Ausgewählter Textauszug:
· · · ·

Askese und der Kampf gegen die Dicken

Das dicke Ende kommt noch

Moderne Eiferer, die gegen die Dicken zu Felde ziehen, ähneln mittelalterlichen Predigern der Askese. Doch lassen die Mahner unserer Zeit die Barmherzigkeit ihrer Vorgänger vermissen.

Zunächst wurde Eiermus mit Pfefferkörnern, Safran und Honig gereicht, dazu Hirse, Gemüse, Hammelfleisch mit Zwiebeln sowie gebratenes Huhn mit Zwetschgen. Dann kamen Stockfisch mit Öl und Rosinen, in Öl gebackene Bleie, gesottener Aal mit Pfeffer sowie gerösteter Bückling mit Senf auf den Tisch. Als dritter Gang wurden sauer gesottene sowie gebackene Speisefische und kleine Vögel (vermutlich Spatzen) in Schmalz gebraten mit Rettich serviert, dazu noch Schweinskeule mit Gurken.

· · · ·

Datenzeilen:
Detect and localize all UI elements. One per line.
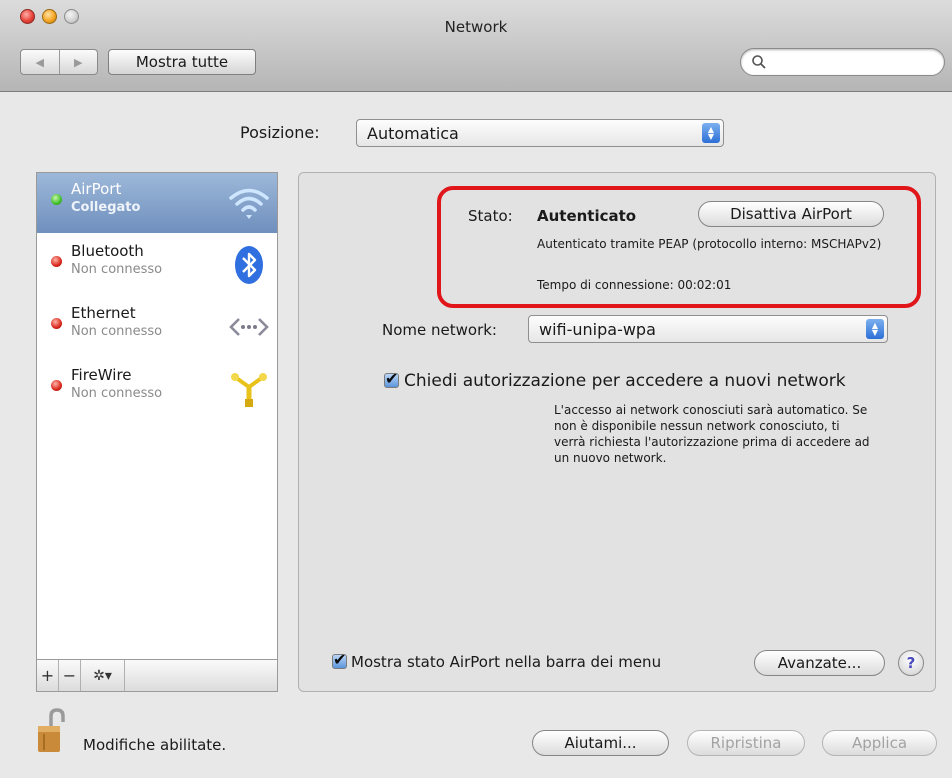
popup-arrows-icon: ▲ ▼ — [702, 123, 720, 143]
service-name: Ethernet — [71, 304, 136, 322]
lock-status-text: Modifiche abilitate. — [83, 736, 227, 754]
network-name-value: wifi-unipa-wpa — [539, 319, 656, 339]
show-menu-status-checkbox[interactable] — [332, 650, 347, 669]
popup-arrows-icon: ▲ ▼ — [866, 319, 884, 339]
service-list: AirPort Collegato Bluetooth Non connesso… — [36, 172, 278, 660]
lock-icon[interactable] — [36, 708, 70, 754]
firewire-icon — [231, 373, 267, 407]
chevron-left-icon: ◀ — [35, 55, 44, 69]
status-dot-icon — [51, 256, 62, 267]
revert-button[interactable]: Ripristina — [687, 730, 805, 756]
service-item-airport[interactable]: AirPort Collegato — [37, 173, 277, 233]
service-item-bluetooth[interactable]: Bluetooth Non connesso — [37, 235, 277, 295]
back-button[interactable]: ◀ — [21, 50, 59, 74]
gear-icon[interactable]: ✲▾ — [81, 660, 125, 691]
remove-service-button[interactable]: − — [59, 660, 81, 691]
search-field[interactable] — [740, 48, 945, 76]
service-status: Collegato — [71, 200, 141, 215]
window-title: Network — [444, 18, 508, 36]
service-item-ethernet[interactable]: Ethernet Non connesso — [37, 297, 277, 357]
service-item-firewire[interactable]: FireWire Non connesso — [37, 359, 277, 419]
location-label: Posizione: — [240, 123, 320, 142]
status-dot-icon — [51, 318, 62, 329]
ask-to-join-label[interactable]: Chiedi autorizzazione per accedere a nuo… — [404, 371, 846, 391]
service-name: FireWire — [71, 366, 132, 384]
show-all-button[interactable]: Mostra tutte — [108, 49, 256, 75]
forward-button[interactable]: ▶ — [58, 50, 98, 74]
service-status: Non connesso — [71, 324, 163, 339]
bluetooth-icon — [235, 246, 263, 284]
highlight-annotation — [437, 186, 921, 308]
network-preferences-window: Network ◀ ▶ Mostra tutte Posizione: Auto… — [0, 0, 952, 778]
location-popup[interactable]: Automatica ▲ ▼ — [356, 119, 724, 147]
network-name-label: Nome network: — [382, 321, 497, 339]
help-icon[interactable]: ? — [898, 650, 924, 676]
ask-to-join-description: L'accesso ai network conosciuti sarà aut… — [554, 403, 870, 465]
ethernet-icon — [229, 318, 269, 336]
service-status: Non connesso — [71, 386, 163, 401]
apply-button[interactable]: Applica — [822, 730, 937, 756]
status-dot-icon — [51, 380, 62, 391]
show-menu-status-label[interactable]: Mostra stato AirPort nella barra dei men… — [351, 653, 661, 671]
advanced-button[interactable]: Avanzate... — [754, 650, 885, 676]
assist-me-button[interactable]: Aiutami... — [532, 730, 669, 756]
search-icon — [752, 55, 766, 69]
network-name-popup[interactable]: wifi-unipa-wpa ▲ ▼ — [528, 315, 888, 343]
location-value: Automatica — [367, 123, 459, 143]
service-status: Non connesso — [71, 262, 163, 277]
ask-to-join-checkbox[interactable] — [384, 369, 399, 388]
status-dot-icon — [51, 194, 62, 205]
service-name: Bluetooth — [71, 242, 144, 260]
service-list-footer: + − ✲▾ — [36, 660, 278, 692]
service-name: AirPort — [71, 180, 122, 198]
chevron-right-icon: ▶ — [74, 55, 83, 69]
add-service-button[interactable]: + — [37, 660, 59, 691]
history-nav: ◀ ▶ — [20, 49, 98, 75]
toolbar: Network ◀ ▶ Mostra tutte — [0, 0, 952, 92]
wifi-icon — [229, 188, 269, 219]
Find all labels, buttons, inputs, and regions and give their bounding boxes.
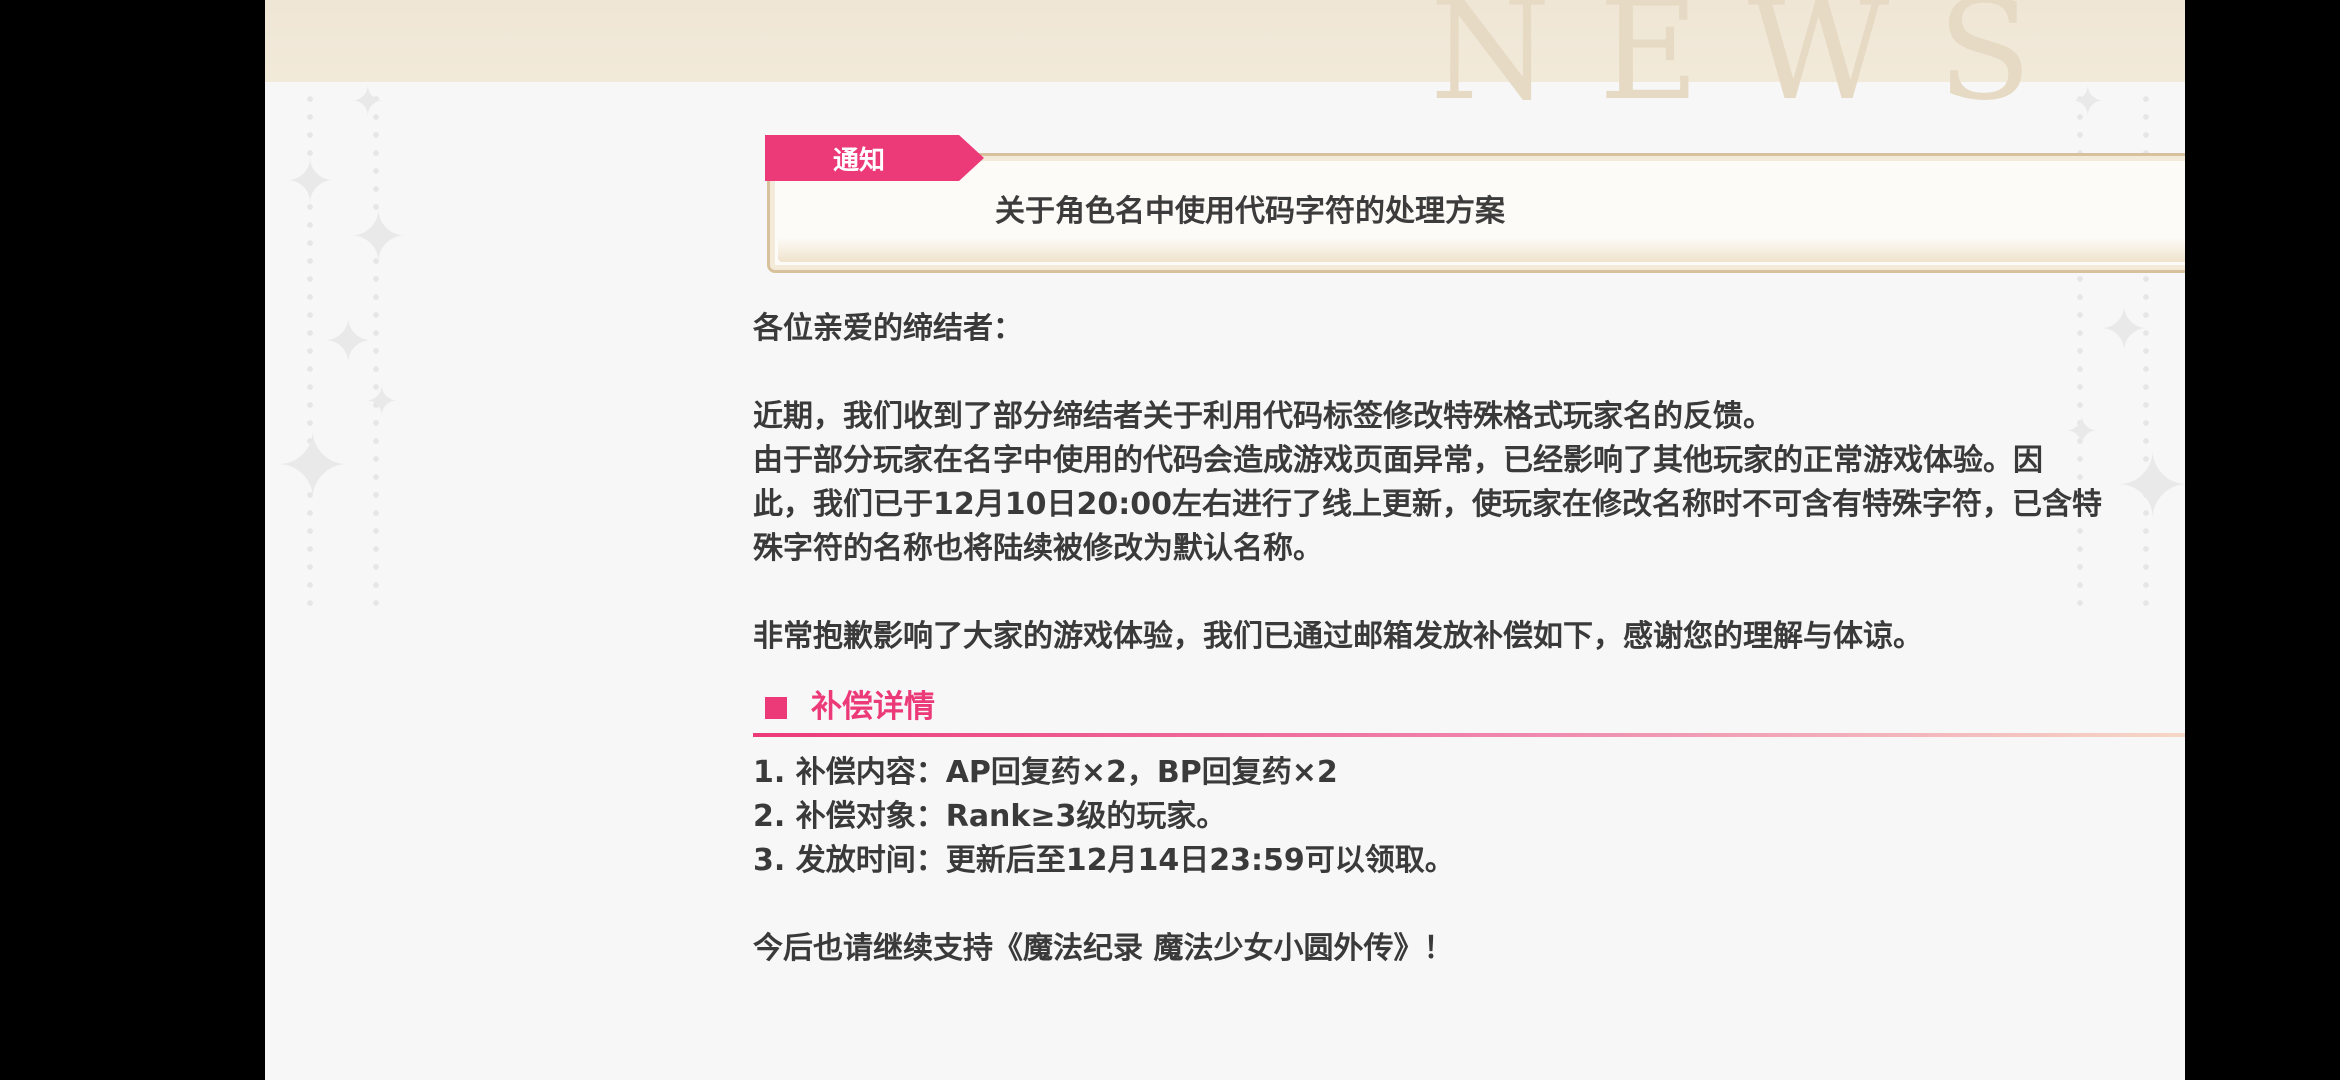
compensation-details: 1. 补偿内容：AP回复药×2，BP回复药×2 2. 补偿对象：Rank≥3级的… [753, 751, 2185, 883]
sparkle-icon: ✦ [275, 414, 351, 519]
notice-tag-label: 通知 [833, 145, 886, 176]
sparkle-icon: ✦ [365, 379, 399, 425]
detail-item: 3. 发放时间：更新后至12月14日23:59可以领取。 [753, 843, 1455, 878]
detail-item: 2. 补偿对象：Rank≥3级的玩家。 [753, 799, 1227, 834]
section-bullet-icon [765, 697, 787, 719]
game-screen: NEWS ✦ ✦ ✦ ✦ ✦ ✦ ✦ ✦ ✦ ✦ ✦ ✦ 通知 [0, 0, 2340, 1080]
left-decoration: ✦ ✦ ✦ ✦ ✦ ✦ [265, 79, 408, 610]
sparkle-icon: ✦ [2071, 79, 2105, 125]
paragraph-line: 由于部分玩家在名字中使用的代码会造成游戏页面异常，已经影响了其他玩家的正常游戏体… [753, 443, 2043, 478]
closing-line: 今后也请继续支持《魔法纪录 魔法少女小圆外传》！ [753, 931, 1454, 966]
apology-line: 非常抱歉影响了大家的游戏体验，我们已通过邮箱发放补偿如下，感谢您的理解与体谅。 [753, 619, 1923, 654]
sparkle-icon: ✦ [323, 307, 374, 377]
news-panel: NEWS ✦ ✦ ✦ ✦ ✦ ✦ ✦ ✦ ✦ ✦ ✦ ✦ 通知 [265, 0, 2185, 1080]
sparkle-icon: ✦ [285, 147, 336, 217]
detail-item: 1. 补偿内容：AP回复药×2，BP回复药×2 [753, 755, 1338, 790]
notice-title: 关于角色名中使用代码字符的处理方案 [995, 194, 1505, 229]
sparkle-icon: ✦ [349, 196, 408, 278]
news-watermark: NEWS [1430, 0, 2080, 131]
sparkle-icon: ✦ [351, 79, 385, 125]
notice-body: 各位亲爱的缔结者： 近期，我们收到了部分缔结者关于利用代码标签修改特殊格式玩家名… [753, 307, 2185, 971]
header-band: NEWS [265, 0, 2185, 120]
section-title: 补偿详情 [811, 689, 935, 725]
dot-line [373, 90, 379, 610]
paragraph-line: 近期，我们收到了部分缔结者关于利用代码标签修改特殊格式玩家名的反馈。 [753, 399, 1773, 434]
section-header: 补偿详情 [753, 685, 2185, 737]
paragraph-line: 殊字符的名称也将陆续被修改为默认名称。 [753, 531, 1323, 566]
notice-tag: 通知 [765, 135, 984, 181]
paragraph-line: 此，我们已于12月10日20:00左右进行了线上更新，使玩家在修改名称时不可含有… [753, 487, 2102, 522]
section-divider [753, 733, 2185, 737]
greeting: 各位亲爱的缔结者： [753, 311, 1023, 346]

· · · ·

Ziele:
- a) Schreiben Sie aus dem Textauszug den Abschnitt von „Das dicke Ende“ bis einschließlich „Schweinskeule mit Gurken.“ wortgetreu ab.
- b) Womit wurde laut Textauszug der geröstete Bückling gereicht?
- c) Stimmen diese Aussagen mit dem Textauszug überein? Antworten Sie jeweils mit Ja oder Nein und zitieren Sie die entscheidenden Worte: (i) Gesottener Aal wurde mit Pfeffer serviert. (ii) Die heutigen Mahner zeigen mehr Barmherzigkeit als ihre Vorgänger. (iii) Der Stockfisch kam mit Öl und Rosinen auf den Tisch.
Die Datenzeilen spielen hierfür keine Rolle.

Lösungen der Übungen:
- a)
Das dicke Ende kommt noch

Moderne Eiferer, die gegen die Dicken zu Felde ziehen, ähneln mittelalterlichen Predigern der Askese. Doch lassen die Mahner unserer Zeit die Barmherzigkeit ihrer Vorgänger vermissen.

Zunächst wurde Eiermus mit Pfefferkörnern, Safran und Honig gereicht, dazu Hirse, Gemüse, Hammelfleisch mit Zwiebeln sowie gebratenes Huhn mit Zwetschgen. Dann kamen Stockfisch mit Öl und Rosinen, in Öl gebackene Bleie, gesottener Aal mit Pfeffer sowie gerösteter Bückling mit Senf auf den Tisch. Als dritter Gang wurden sauer gesottene sowie gebackene Speisefische und kleine Vögel (vermutlich Spatzen) in Schmalz gebraten mit Rettich serviert, dazu noch Schweinskeule mit Gurken.

- b) Mit Senf.

- c)
(i) Ja: „gesottener Aal mit Pfeffer“
(ii) Nein: „lassen die Mahner unserer Zeit die Barmherzigkeit ihrer Vorgänger vermissen“
(iii) Ja: „Stockfisch mit Öl und Rosinen“